[START Extracted data]

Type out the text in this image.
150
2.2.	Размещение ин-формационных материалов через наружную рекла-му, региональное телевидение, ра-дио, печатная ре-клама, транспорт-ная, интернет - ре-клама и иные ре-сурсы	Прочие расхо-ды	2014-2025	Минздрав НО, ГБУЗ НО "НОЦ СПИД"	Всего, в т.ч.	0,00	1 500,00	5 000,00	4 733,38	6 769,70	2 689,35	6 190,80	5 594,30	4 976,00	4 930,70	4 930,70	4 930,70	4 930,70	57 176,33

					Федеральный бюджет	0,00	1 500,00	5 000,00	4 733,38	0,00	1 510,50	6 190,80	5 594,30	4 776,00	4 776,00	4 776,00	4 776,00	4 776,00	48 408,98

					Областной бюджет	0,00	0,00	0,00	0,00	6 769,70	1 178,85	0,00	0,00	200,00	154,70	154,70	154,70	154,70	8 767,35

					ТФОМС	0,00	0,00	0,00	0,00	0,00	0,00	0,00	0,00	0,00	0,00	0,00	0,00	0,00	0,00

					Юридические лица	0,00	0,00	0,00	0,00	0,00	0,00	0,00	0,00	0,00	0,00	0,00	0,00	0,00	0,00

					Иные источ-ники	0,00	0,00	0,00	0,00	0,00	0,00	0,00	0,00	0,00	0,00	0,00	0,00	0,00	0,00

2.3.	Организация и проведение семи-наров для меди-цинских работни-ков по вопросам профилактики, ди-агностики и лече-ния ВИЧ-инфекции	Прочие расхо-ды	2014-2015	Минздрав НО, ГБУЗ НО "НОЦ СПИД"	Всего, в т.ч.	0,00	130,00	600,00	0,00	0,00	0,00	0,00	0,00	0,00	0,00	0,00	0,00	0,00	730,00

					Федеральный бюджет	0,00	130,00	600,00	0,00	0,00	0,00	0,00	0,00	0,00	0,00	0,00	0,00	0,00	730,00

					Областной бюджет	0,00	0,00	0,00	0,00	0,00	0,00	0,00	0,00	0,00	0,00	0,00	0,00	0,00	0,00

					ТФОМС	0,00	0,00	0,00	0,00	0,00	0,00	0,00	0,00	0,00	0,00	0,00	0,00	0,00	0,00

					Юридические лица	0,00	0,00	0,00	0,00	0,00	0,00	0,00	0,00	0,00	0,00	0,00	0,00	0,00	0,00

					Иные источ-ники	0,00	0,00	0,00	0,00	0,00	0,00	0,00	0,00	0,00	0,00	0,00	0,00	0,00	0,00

[END Extracted data]

## What you need to do
Give the material above again, word for word.

## Complete response
Type out the text in this image.
150
2.2.	Размещение ин-формационных материалов через наружную рекла-му, региональное телевидение, ра-дио, печатная ре-клама, транспорт-ная, интернет - ре-клама и иные ре-сурсы	Прочие расхо-ды	2014-2025	Минздрав НО, ГБУЗ НО "НОЦ СПИД"	Всего, в т.ч.	0,00	1 500,00	5 000,00	4 733,38	6 769,70	2 689,35	6 190,80	5 594,30	4 976,00	4 930,70	4 930,70	4 930,70	4 930,70	57 176,33

					Федеральный бюджет	0,00	1 500,00	5 000,00	4 733,38	0,00	1 510,50	6 190,80	5 594,30	4 776,00	4 776,00	4 776,00	4 776,00	4 776,00	48 408,98

					Областной бюджет	0,00	0,00	0,00	0,00	6 769,70	1 178,85	0,00	0,00	200,00	154,70	154,70	154,70	154,70	8 767,35

					ТФОМС	0,00	0,00	0,00	0,00	0,00	0,00	0,00	0,00	0,00	0,00	0,00	0,00	0,00	0,00

					Юридические лица	0,00	0,00	0,00	0,00	0,00	0,00	0,00	0,00	0,00	0,00	0,00	0,00	0,00	0,00

					Иные источ-ники	0,00	0,00	0,00	0,00	0,00	0,00	0,00	0,00	0,00	0,00	0,00	0,00	0,00	0,00

2.3.	Организация и проведение семи-наров для меди-цинских работни-ков по вопросам профилактики, ди-агностики и лече-ния ВИЧ-инфекции	Прочие расхо-ды	2014-2015	Минздрав НО, ГБУЗ НО "НОЦ СПИД"	Всего, в т.ч.	0,00	130,00	600,00	0,00	0,00	0,00	0,00	0,00	0,00	0,00	0,00	0,00	0,00	730,00

					Федеральный бюджет	0,00	130,00	600,00	0,00	0,00	0,00	0,00	0,00	0,00	0,00	0,00	0,00	0,00	730,00

					Областной бюджет	0,00	0,00	0,00	0,00	0,00	0,00	0,00	0,00	0,00	0,00	0,00	0,00	0,00	0,00

					ТФОМС	0,00	0,00	0,00	0,00	0,00	0,00	0,00	0,00	0,00	0,00	0,00	0,00	0,00	0,00

					Юридические лица	0,00	0,00	0,00	0,00	0,00	0,00	0,00	0,00	0,00	0,00	0,00	0,00	0,00	0,00

					Иные источ-ники	0,00	0,00	0,00	0,00	0,00	0,00	0,00	0,00	0,00	0,00	0,00	0,00	0,00	0,00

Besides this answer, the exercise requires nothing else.